(Entries from a dataset)
------------------------------
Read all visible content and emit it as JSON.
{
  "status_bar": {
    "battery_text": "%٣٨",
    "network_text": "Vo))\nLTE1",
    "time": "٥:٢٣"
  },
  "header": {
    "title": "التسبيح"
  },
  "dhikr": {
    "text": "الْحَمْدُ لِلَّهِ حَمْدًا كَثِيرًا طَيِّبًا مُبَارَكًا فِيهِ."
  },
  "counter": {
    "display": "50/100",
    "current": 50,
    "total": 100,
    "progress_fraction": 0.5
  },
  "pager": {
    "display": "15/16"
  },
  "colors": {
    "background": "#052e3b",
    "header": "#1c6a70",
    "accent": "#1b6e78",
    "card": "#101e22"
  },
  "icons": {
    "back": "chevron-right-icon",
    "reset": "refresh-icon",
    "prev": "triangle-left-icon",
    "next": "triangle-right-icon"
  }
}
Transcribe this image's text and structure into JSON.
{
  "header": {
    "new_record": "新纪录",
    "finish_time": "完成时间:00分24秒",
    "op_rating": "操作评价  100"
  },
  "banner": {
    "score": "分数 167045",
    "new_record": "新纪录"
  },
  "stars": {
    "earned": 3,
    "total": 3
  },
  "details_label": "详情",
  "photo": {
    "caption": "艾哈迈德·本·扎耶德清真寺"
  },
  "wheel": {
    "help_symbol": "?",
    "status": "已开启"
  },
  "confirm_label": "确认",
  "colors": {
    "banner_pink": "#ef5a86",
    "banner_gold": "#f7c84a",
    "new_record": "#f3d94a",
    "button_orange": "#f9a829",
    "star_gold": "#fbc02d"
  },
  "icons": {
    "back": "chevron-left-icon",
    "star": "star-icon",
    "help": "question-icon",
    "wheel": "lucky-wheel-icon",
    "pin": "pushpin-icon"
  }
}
------------------------------
#### SHORT TASK
Set all of the entries down again, exactly as they were given.

#### THE OUTPUT
Read all visible content and emit it as JSON.
{
  "status_bar": {
    "battery_text": "%٣٨",
    "network_text": "Vo))\nLTE1",
    "time": "٥:٢٣"
  },
  "header": {
    "title": "التسبيح"
  },
  "dhikr": {
    "text": "الْحَمْدُ لِلَّهِ حَمْدًا كَثِيرًا طَيِّبًا مُبَارَكًا فِيهِ."
  },
  "counter": {
    "display": "50/100",
    "current": 50,
    "total": 100,
    "progress_fraction": 0.5
  },
  "pager": {
    "display": "15/16"
  },
  "colors": {
    "background": "#052e3b",
    "header": "#1c6a70",
    "accent": "#1b6e78",
    "card": "#101e22"
  },
  "icons": {
    "back": "chevron-right-icon",
    "reset": "refresh-icon",
    "prev": "triangle-left-icon",
    "next": "triangle-right-icon"
  }
}
Transcribe this image's text and structure into JSON.
{
  "header": {
    "new_record": "新纪录",
    "finish_time": "完成时间:00分24秒",
    "op_rating": "操作评价  100"
  },
  "banner": {
    "score": "分数 167045",
    "new_record": "新纪录"
  },
  "stars": {
    "earned": 3,
    "total": 3
  },
  "details_label": "详情",
  "photo": {
    "caption": "艾哈迈德·本·扎耶德清真寺"
  },
  "wheel": {
    "help_symbol": "?",
    "status": "已开启"
  },
  "confirm_label": "确认",
  "colors": {
    "banner_pink": "#ef5a86",
    "banner_gold": "#f7c84a",
    "new_record": "#f3d94a",
    "button_orange": "#f9a829",
    "star_gold": "#fbc02d"
  },
  "icons": {
    "back": "chevron-left-icon",
    "star": "star-icon",
    "help": "question-icon",
    "wheel": "lucky-wheel-icon",
    "pin": "pushpin-icon"
  }
}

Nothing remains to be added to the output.